Dataset entries
......
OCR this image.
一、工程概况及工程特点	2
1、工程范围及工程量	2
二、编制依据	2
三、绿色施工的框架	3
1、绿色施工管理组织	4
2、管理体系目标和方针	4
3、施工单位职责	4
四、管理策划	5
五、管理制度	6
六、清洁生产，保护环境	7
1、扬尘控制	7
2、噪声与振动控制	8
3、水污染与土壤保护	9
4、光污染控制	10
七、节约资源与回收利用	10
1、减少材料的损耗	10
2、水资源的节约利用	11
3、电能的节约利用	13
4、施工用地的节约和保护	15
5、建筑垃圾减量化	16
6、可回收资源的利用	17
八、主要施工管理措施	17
......
→ **TASK STATEMENT**
Repeat the records above exactly.

→ **ANSWER IN FULL**
OCR this image.
一、工程概况及工程特点	2
1、工程范围及工程量	2
二、编制依据	2
三、绿色施工的框架	3
1、绿色施工管理组织	4
2、管理体系目标和方针	4
3、施工单位职责	4
四、管理策划	5
五、管理制度	6
六、清洁生产，保护环境	7
1、扬尘控制	7
2、噪声与振动控制	8
3、水污染与土壤保护	9
4、光污染控制	10
七、节约资源与回收利用	10
1、减少材料的损耗	10
2、水资源的节约利用	11
3、电能的节约利用	13
4、施工用地的节约和保护	15
5、建筑垃圾减量化	16
6、可回收资源的利用	17
八、主要施工管理措施	17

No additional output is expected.